§ **THE PROBLEM**
Copy each line that contains the word "услугами".

--- Begin EXCERPTED DATA ---

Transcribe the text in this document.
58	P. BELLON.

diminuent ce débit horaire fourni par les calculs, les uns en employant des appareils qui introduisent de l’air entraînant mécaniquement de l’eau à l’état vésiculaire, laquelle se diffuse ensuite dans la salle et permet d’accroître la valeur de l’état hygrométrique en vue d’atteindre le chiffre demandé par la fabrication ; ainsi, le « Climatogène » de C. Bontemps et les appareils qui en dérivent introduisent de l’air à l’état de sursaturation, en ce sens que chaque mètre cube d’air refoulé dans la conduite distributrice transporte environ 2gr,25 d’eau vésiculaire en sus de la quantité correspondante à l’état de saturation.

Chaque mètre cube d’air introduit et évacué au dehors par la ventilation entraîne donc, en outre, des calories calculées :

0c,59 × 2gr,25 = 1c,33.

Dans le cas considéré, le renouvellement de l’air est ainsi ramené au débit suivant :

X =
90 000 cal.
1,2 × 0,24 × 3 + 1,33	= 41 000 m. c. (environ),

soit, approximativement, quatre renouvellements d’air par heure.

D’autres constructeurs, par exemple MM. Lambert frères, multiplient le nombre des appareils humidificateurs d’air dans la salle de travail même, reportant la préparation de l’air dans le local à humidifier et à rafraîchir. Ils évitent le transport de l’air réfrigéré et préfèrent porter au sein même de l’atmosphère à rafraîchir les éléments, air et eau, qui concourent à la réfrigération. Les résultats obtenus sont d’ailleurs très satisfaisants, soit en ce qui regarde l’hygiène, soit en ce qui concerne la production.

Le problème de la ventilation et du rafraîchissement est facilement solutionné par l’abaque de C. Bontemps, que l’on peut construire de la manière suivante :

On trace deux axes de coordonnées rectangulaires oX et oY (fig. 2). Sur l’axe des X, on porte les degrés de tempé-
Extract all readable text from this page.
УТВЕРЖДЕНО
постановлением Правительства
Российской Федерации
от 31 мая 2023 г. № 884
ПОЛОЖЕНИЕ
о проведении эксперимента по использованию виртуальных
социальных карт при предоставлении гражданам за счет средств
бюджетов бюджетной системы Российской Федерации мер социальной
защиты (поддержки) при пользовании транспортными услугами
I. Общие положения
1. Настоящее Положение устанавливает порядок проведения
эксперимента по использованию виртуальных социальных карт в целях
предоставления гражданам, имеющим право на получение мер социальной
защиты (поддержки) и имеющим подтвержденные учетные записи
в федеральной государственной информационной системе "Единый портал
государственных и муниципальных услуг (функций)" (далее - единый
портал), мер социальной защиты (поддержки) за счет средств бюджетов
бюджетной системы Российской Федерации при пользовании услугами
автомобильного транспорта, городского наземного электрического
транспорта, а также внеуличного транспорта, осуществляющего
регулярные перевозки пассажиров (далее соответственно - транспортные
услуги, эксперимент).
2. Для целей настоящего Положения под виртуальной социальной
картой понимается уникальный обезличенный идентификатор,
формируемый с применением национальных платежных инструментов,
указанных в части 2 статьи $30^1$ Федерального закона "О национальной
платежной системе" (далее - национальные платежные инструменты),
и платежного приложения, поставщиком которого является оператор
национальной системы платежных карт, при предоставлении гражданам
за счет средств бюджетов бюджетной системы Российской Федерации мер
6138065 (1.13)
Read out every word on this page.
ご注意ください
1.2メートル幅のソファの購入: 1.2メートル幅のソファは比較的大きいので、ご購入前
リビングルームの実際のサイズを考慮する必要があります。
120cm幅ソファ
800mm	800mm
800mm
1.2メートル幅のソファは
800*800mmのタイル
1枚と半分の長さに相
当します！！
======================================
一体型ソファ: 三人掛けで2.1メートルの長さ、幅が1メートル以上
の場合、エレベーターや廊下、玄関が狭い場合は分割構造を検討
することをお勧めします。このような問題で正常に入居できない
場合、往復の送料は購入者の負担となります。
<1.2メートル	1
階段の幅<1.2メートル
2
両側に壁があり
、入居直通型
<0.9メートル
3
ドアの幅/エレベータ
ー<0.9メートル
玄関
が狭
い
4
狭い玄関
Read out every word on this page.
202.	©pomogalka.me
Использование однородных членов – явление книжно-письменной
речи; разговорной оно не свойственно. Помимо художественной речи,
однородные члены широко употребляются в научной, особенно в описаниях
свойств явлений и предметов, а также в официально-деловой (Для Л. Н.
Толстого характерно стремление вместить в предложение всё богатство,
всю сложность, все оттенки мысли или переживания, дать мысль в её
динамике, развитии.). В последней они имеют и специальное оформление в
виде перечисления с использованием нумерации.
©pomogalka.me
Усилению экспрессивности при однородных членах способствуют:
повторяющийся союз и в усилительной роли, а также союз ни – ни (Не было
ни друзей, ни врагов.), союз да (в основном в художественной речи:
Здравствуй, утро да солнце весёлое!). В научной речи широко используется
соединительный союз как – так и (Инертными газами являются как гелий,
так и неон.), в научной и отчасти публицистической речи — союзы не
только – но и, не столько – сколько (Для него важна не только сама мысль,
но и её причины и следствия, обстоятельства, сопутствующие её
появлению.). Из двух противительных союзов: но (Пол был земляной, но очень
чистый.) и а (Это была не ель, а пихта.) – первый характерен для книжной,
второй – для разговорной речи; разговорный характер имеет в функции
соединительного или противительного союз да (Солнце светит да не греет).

--- End EXCERPTED DATA ---

§ **RIGHT ANSWER**
защиты (поддержки) при пользовании транспортными услугами
бюджетной системы Российской Федерации при пользовании услугами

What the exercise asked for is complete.